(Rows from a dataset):
|---|

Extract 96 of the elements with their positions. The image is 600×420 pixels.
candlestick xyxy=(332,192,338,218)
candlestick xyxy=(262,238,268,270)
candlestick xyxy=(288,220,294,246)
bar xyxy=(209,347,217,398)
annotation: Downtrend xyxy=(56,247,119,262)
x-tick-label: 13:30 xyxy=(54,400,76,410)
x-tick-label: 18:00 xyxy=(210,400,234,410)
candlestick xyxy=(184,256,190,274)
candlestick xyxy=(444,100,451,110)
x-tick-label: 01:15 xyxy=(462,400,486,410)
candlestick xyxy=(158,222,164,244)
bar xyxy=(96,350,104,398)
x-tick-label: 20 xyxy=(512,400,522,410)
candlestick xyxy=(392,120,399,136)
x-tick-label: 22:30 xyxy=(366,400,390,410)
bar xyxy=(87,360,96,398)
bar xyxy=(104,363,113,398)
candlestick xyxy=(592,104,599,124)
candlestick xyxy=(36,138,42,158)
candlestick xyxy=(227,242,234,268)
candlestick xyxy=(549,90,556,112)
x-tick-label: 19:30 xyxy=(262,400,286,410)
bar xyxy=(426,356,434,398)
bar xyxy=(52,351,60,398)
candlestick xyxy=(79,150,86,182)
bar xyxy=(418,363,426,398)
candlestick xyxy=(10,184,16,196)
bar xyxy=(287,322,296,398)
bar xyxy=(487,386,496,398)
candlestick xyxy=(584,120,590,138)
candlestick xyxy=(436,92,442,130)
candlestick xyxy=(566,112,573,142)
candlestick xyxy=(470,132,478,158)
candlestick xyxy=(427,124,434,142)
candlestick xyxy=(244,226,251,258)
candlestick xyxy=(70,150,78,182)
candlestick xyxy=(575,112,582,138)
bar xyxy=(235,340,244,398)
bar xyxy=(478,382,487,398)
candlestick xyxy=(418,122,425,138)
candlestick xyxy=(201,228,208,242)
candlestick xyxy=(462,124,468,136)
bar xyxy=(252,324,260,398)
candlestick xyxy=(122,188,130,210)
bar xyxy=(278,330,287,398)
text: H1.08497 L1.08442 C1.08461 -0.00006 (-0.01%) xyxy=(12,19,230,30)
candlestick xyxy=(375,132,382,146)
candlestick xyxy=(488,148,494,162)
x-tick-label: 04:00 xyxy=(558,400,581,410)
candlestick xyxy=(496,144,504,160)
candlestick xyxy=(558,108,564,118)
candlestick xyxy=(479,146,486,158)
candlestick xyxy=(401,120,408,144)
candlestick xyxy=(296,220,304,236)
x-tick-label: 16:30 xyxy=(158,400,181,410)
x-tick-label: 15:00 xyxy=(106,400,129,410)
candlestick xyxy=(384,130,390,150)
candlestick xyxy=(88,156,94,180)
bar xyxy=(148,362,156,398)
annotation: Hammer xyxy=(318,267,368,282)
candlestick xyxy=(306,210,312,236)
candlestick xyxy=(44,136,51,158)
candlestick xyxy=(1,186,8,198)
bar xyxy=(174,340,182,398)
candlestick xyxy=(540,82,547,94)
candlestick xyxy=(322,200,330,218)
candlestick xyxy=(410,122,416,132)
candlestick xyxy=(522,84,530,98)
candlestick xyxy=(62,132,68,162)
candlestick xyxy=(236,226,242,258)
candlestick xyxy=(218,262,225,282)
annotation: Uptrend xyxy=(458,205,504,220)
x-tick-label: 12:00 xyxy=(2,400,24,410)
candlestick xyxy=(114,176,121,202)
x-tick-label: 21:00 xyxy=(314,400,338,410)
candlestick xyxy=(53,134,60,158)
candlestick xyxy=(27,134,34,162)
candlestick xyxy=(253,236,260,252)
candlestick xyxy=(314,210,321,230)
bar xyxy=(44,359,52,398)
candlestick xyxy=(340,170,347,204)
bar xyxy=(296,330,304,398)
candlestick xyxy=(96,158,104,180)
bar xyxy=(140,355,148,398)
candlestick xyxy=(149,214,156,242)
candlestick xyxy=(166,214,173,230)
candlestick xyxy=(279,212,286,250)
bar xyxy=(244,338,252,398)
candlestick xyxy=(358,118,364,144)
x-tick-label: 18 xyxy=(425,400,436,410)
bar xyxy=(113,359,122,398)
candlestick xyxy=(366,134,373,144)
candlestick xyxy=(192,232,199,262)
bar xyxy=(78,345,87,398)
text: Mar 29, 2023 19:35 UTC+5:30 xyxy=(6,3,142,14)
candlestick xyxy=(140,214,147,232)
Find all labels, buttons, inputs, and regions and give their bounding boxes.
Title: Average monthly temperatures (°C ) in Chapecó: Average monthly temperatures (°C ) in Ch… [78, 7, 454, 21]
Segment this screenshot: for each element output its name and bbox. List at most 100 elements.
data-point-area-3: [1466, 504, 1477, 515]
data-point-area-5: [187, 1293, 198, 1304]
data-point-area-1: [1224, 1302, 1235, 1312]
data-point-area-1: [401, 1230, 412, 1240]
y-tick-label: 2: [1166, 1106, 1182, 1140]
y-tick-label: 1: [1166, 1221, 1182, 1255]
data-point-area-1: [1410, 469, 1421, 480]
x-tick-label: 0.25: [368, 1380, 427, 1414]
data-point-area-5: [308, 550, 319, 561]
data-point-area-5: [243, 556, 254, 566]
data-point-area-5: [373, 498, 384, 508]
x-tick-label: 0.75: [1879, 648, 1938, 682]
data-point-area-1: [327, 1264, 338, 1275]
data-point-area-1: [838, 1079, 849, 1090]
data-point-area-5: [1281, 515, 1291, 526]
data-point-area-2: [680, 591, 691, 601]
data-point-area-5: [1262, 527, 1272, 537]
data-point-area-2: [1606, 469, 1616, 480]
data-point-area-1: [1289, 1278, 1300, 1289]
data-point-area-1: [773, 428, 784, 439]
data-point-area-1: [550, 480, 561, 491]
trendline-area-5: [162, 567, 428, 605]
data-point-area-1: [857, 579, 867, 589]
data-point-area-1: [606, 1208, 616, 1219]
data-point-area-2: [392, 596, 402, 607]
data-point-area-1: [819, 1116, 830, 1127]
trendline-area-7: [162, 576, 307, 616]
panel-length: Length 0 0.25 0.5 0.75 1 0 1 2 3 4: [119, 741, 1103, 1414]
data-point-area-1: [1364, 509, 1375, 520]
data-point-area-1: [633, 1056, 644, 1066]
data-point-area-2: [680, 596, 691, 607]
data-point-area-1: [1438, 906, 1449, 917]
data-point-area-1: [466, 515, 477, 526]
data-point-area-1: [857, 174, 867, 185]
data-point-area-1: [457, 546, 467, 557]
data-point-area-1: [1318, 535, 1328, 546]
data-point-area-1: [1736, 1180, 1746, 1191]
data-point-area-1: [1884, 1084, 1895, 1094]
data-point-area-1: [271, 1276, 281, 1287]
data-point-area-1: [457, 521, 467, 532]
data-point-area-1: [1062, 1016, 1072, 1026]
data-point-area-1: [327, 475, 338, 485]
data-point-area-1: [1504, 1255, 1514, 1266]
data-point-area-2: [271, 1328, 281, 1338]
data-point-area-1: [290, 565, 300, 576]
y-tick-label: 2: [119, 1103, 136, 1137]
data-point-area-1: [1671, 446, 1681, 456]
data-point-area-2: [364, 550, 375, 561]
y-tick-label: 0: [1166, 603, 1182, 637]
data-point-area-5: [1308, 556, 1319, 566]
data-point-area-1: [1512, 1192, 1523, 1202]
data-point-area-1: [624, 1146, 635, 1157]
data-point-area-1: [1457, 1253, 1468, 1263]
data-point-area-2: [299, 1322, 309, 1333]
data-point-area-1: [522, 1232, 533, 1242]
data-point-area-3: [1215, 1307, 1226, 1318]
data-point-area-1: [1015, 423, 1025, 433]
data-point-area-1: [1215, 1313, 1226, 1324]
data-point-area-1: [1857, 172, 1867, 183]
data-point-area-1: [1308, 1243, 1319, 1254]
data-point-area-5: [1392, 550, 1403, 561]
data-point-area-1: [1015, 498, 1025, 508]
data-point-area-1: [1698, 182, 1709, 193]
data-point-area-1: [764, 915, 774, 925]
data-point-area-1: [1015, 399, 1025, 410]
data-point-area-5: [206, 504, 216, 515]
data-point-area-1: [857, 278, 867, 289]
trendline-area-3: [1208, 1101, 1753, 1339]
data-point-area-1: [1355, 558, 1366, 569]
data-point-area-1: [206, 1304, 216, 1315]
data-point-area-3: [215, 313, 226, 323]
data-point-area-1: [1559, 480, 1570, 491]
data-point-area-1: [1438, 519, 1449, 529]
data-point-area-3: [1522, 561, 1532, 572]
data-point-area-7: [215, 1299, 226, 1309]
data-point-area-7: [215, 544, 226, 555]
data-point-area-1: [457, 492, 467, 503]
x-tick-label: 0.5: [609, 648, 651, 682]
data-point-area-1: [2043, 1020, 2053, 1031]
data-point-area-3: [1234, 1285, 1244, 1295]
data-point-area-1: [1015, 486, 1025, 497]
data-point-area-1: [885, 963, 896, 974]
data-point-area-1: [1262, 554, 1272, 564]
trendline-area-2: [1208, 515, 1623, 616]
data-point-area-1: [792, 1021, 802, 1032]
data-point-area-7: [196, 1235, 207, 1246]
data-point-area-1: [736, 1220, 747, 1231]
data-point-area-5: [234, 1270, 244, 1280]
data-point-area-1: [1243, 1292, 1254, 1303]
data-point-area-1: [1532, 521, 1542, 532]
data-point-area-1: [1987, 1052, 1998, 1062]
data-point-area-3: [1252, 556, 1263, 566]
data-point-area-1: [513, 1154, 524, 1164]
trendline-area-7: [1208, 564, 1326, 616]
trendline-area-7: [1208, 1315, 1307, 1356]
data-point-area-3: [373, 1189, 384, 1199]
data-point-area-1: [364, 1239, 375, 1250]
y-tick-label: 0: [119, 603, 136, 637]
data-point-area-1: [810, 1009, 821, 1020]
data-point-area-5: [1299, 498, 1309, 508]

|---|

Please pull out the data from its first line through the line containing "candlestick xyxy=(549,90,556,112)", and copy those lines verbatim.

(REPLY TO THE TASK):
Extract 96 of the elements with their positions. The image is 600×420 pixels.
candlestick xyxy=(332,192,338,218)
candlestick xyxy=(262,238,268,270)
candlestick xyxy=(288,220,294,246)
bar xyxy=(209,347,217,398)
annotation: Downtrend xyxy=(56,247,119,262)
x-tick-label: 13:30 xyxy=(54,400,76,410)
x-tick-label: 18:00 xyxy=(210,400,234,410)
candlestick xyxy=(184,256,190,274)
candlestick xyxy=(444,100,451,110)
x-tick-label: 01:15 xyxy=(462,400,486,410)
candlestick xyxy=(158,222,164,244)
bar xyxy=(96,350,104,398)
x-tick-label: 20 xyxy=(512,400,522,410)
candlestick xyxy=(392,120,399,136)
x-tick-label: 22:30 xyxy=(366,400,390,410)
bar xyxy=(87,360,96,398)
bar xyxy=(104,363,113,398)
candlestick xyxy=(592,104,599,124)
candlestick xyxy=(36,138,42,158)
candlestick xyxy=(227,242,234,268)
candlestick xyxy=(549,90,556,112)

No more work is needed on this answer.